Available records start

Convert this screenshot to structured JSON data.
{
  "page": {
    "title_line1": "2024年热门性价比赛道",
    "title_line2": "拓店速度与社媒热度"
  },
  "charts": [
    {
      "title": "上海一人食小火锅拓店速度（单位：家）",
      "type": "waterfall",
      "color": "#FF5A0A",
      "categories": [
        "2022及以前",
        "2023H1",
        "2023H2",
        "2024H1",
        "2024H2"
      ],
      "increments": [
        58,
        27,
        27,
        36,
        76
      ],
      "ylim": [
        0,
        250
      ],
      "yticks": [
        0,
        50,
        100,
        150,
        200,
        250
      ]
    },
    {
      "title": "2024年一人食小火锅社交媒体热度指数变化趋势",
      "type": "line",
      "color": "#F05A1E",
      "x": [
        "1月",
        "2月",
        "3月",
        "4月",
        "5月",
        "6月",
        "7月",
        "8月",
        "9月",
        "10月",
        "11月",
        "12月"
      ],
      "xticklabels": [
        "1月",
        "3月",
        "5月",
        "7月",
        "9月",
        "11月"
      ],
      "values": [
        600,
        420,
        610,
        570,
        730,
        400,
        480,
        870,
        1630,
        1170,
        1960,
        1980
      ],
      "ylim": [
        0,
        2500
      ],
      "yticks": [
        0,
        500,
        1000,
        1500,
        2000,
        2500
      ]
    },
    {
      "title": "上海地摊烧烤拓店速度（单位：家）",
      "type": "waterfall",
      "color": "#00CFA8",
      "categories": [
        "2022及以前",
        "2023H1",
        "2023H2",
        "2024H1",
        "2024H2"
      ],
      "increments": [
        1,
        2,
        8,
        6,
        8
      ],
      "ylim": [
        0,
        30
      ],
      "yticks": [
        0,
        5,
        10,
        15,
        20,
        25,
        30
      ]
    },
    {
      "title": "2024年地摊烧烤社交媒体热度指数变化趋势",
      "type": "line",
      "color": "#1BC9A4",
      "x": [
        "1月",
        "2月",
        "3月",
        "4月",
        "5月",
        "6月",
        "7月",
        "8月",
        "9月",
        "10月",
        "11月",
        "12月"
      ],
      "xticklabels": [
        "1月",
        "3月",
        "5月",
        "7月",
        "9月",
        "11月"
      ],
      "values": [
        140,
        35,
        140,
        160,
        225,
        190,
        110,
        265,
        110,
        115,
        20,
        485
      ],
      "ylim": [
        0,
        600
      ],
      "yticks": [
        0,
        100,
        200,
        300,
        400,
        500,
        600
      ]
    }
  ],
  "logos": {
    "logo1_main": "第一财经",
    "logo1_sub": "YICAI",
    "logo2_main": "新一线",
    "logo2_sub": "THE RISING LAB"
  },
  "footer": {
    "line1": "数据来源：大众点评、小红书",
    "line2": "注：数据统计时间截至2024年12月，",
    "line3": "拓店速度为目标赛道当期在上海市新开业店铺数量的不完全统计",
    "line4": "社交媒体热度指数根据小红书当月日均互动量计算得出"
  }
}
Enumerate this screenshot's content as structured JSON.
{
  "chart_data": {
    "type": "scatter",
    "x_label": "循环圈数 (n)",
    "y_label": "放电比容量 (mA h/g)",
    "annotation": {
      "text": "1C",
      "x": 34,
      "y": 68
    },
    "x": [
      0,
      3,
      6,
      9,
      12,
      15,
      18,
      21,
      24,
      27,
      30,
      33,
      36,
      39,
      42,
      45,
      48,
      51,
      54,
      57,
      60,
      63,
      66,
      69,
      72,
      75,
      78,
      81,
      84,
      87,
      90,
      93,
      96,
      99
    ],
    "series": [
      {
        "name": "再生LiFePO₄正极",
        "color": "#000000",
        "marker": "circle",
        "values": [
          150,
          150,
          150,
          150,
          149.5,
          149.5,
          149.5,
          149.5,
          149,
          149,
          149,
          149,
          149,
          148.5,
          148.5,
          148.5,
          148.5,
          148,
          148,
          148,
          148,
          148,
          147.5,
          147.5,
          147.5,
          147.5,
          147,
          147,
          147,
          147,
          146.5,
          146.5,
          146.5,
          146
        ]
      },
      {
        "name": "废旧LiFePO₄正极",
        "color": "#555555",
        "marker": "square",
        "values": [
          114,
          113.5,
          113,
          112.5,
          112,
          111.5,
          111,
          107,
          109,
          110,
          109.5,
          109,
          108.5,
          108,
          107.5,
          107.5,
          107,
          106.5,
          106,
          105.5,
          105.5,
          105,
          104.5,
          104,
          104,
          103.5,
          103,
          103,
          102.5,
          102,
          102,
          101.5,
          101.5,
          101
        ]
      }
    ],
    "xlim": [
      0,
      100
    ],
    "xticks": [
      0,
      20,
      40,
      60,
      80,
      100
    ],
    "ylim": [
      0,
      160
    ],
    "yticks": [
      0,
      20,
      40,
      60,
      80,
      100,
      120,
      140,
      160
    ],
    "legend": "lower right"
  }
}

Available records end

*What this task involves:* Where a line above includes "color", copy that line.

*Task output:*
      "color": "#FF5A0A",
      "color": "#F05A1E",
      "color": "#00CFA8",
      "color": "#1BC9A4",
        "color": "#000000",
        "color": "#555555",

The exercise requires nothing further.